# [Exercise aim]
Look through the material below for "people". Copy every line that contains it.

:: Records for this exercise ::

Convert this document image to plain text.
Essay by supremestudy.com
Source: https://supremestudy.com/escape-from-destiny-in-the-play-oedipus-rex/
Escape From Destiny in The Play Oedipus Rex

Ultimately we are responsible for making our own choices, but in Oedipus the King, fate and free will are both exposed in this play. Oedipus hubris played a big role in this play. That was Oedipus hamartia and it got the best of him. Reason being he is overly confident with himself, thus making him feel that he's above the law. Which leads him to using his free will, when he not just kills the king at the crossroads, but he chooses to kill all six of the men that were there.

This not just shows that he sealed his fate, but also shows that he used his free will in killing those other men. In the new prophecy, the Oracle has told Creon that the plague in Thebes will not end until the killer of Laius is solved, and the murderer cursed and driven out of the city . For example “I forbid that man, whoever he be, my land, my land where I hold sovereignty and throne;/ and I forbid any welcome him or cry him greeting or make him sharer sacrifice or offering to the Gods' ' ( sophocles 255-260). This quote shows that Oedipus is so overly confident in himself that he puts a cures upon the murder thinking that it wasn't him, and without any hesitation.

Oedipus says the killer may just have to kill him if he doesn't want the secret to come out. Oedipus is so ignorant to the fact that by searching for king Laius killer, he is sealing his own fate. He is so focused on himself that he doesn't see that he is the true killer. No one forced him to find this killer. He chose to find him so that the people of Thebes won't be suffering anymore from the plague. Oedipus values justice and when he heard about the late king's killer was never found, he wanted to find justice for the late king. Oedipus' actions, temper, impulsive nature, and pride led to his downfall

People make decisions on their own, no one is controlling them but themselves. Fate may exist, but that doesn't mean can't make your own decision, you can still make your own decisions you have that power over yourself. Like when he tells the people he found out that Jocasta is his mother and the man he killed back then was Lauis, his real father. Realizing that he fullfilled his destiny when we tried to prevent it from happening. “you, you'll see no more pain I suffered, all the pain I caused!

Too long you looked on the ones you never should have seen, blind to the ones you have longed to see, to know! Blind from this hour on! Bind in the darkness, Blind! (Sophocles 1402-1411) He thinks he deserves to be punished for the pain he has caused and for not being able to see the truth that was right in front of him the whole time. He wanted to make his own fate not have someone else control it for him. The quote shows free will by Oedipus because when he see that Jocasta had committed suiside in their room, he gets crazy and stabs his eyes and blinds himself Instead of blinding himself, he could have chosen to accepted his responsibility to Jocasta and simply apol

:::

# [Task answer]
Oedipus says the killer may just have to kill him if he doesn't want the secret to come out. Oedipus is so ignorant to the fact that by searching for king Laius killer, he is sealing his own fate. He is so focused on himself that he doesn't see that he is the true killer. No one forced him to find this killer. He chose to find him so that the people of Thebes won't be suffering anymore from the plague. Oedipus values justice and when he heard about the late king's killer was never found, he wanted to find justice for the late king. Oedipus' actions, temper, impulsive nature, and pride led to his downfall
People make decisions on their own, no one is controlling them but themselves. Fate may exist, but that doesn't mean can't make your own decision, you can still make your own decisions you have that power over yourself. Like when he tells the people he found out that Jocasta is his mother and the man he killed back then was Lauis, his real father. Realizing that he fullfilled his destiny when we tried to prevent it from happening. “you, you'll see no more pain I suffered, all the pain I caused!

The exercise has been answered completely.